**Written instruction**
Of all the lines in the data below, how many contain "Traditional"? Report that number alone.

Start

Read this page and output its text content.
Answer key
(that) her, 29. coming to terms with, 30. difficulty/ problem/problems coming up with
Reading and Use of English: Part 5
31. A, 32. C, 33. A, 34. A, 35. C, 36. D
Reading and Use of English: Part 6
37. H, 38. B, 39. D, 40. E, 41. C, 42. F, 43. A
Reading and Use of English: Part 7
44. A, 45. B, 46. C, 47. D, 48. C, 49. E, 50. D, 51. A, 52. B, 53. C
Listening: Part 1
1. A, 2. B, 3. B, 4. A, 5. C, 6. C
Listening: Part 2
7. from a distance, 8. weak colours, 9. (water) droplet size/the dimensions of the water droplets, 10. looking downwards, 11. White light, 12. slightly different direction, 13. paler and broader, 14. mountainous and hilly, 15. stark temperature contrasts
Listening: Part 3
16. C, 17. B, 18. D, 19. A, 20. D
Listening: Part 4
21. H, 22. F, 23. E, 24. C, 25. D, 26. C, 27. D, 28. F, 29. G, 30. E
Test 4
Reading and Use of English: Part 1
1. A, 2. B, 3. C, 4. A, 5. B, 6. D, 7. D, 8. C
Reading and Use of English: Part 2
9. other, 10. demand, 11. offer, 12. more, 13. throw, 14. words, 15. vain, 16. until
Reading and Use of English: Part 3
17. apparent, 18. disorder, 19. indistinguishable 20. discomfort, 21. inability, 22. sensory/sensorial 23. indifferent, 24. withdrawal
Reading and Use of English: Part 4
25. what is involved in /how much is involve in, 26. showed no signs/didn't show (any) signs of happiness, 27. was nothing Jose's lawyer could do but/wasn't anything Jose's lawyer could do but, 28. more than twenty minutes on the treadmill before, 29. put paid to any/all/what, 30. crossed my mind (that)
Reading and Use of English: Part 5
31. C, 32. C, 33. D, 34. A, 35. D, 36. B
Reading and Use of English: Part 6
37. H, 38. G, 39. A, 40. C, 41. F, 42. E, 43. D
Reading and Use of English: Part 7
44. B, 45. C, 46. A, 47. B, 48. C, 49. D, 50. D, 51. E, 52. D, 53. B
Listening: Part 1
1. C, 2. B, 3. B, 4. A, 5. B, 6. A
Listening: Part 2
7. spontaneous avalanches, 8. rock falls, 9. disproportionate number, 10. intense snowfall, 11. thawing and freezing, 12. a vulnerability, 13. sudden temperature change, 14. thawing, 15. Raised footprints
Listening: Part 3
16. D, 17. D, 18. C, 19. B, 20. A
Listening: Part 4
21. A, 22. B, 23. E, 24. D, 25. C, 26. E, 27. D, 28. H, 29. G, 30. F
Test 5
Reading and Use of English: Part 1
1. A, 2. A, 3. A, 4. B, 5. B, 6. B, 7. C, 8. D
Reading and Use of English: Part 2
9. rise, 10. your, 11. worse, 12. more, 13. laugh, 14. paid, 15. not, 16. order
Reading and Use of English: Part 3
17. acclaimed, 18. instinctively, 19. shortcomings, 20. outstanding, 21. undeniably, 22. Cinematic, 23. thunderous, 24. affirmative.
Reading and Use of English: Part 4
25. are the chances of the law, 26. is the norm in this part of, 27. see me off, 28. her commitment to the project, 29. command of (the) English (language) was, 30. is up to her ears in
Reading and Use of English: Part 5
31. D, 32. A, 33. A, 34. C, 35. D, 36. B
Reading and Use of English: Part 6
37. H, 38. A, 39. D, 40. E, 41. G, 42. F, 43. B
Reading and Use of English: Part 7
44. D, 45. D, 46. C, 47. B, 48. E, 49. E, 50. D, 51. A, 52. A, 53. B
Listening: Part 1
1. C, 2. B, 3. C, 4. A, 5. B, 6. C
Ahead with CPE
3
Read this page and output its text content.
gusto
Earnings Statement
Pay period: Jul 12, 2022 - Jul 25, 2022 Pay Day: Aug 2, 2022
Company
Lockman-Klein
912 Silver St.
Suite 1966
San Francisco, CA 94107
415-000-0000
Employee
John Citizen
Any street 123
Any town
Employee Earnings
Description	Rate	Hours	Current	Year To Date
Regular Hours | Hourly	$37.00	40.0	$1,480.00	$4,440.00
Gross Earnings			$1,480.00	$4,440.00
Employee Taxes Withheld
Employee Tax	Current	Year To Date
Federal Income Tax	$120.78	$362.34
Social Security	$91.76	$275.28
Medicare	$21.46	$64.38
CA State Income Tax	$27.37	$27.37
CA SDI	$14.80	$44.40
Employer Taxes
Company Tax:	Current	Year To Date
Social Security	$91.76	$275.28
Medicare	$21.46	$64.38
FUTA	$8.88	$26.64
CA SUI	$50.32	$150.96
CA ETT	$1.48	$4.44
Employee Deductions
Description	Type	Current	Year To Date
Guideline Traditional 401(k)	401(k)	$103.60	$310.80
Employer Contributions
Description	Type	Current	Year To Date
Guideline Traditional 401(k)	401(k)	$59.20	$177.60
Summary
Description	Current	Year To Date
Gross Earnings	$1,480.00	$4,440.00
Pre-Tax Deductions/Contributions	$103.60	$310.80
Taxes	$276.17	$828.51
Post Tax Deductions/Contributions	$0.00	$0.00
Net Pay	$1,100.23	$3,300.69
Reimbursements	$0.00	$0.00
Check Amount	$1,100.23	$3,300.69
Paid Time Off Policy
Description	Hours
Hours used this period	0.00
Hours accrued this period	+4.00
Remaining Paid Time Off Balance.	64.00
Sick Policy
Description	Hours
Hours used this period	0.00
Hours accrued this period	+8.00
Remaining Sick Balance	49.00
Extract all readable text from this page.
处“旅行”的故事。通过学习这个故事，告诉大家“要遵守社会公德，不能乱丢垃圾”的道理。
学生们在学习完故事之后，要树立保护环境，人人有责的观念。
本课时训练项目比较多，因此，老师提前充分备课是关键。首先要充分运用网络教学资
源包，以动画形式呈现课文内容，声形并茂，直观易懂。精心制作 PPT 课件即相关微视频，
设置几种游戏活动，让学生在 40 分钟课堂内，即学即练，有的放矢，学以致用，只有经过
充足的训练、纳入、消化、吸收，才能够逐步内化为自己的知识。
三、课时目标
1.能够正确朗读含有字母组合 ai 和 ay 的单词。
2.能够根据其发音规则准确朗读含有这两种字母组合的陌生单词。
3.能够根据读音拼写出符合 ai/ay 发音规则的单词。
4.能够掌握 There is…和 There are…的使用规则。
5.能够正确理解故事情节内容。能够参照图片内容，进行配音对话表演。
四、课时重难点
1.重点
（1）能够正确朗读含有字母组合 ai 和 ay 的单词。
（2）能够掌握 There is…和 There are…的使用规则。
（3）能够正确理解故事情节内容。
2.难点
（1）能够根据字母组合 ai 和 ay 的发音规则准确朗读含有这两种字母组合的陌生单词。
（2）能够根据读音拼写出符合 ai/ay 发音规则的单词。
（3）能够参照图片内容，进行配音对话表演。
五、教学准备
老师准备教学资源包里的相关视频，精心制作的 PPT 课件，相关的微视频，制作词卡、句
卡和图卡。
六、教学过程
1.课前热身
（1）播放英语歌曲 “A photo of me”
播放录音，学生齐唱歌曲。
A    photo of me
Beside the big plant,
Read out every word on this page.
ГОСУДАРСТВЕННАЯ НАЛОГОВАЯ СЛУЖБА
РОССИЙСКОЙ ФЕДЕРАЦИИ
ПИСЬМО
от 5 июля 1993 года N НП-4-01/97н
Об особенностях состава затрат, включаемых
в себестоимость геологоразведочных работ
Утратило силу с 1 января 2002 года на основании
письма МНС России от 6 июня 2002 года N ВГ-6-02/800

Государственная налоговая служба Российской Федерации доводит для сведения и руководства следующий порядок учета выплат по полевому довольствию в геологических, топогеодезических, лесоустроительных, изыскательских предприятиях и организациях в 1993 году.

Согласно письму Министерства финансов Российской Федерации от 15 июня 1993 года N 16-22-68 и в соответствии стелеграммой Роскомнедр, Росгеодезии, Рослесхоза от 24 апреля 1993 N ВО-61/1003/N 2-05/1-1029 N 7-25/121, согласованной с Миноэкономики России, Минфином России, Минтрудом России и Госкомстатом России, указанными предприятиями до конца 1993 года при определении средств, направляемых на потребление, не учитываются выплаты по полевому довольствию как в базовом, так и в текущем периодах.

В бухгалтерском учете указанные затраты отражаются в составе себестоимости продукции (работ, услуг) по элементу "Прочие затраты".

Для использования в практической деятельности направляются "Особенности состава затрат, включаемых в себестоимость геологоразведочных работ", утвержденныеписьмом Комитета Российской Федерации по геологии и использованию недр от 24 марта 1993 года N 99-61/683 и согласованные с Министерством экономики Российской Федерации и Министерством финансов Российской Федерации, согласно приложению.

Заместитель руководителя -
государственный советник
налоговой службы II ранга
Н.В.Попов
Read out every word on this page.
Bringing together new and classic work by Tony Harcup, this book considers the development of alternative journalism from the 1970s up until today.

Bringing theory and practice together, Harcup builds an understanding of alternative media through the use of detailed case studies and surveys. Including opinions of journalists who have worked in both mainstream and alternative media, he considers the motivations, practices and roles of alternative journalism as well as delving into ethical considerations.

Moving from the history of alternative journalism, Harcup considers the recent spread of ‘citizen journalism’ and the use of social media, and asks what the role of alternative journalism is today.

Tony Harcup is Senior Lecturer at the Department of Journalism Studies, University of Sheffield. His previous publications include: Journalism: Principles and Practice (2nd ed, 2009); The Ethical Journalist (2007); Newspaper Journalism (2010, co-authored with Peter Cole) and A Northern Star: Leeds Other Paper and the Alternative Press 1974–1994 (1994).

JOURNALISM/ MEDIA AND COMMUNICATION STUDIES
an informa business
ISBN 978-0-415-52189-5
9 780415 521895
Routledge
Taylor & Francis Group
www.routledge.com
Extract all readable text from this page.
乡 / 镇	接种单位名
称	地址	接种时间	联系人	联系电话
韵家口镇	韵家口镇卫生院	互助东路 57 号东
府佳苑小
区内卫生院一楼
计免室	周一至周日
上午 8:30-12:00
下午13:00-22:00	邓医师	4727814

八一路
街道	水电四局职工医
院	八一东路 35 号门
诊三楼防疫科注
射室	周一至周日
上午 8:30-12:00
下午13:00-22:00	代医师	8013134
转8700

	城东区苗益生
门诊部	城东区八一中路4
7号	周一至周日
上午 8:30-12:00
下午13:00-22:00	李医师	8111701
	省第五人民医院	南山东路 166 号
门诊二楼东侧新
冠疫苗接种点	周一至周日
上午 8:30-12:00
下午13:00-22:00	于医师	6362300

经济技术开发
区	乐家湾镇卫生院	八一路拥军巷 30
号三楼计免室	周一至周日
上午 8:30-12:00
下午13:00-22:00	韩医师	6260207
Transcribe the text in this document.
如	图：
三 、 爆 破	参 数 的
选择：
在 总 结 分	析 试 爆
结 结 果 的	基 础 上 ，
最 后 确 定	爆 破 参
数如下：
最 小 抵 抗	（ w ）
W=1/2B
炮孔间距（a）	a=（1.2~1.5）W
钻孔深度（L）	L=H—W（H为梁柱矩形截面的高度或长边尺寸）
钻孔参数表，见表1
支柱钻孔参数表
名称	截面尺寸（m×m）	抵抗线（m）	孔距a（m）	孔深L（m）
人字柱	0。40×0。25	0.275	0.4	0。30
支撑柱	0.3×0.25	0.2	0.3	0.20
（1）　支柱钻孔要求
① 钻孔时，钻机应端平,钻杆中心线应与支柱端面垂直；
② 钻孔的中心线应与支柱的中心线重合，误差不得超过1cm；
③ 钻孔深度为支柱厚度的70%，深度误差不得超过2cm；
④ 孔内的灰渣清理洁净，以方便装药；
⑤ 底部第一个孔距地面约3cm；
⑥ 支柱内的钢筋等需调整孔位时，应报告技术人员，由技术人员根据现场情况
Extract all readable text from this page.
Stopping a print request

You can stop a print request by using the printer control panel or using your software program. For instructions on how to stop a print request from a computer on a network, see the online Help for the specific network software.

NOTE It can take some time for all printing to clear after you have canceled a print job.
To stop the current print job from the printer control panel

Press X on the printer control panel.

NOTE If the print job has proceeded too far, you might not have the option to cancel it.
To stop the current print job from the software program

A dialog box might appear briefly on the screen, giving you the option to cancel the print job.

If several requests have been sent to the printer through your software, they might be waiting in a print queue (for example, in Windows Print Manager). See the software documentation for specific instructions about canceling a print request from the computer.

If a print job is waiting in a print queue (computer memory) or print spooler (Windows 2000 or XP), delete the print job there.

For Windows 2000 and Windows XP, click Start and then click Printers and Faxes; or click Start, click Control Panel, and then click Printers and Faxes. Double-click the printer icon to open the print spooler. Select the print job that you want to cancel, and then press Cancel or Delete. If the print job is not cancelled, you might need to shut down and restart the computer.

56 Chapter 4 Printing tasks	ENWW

End

**Response below**
2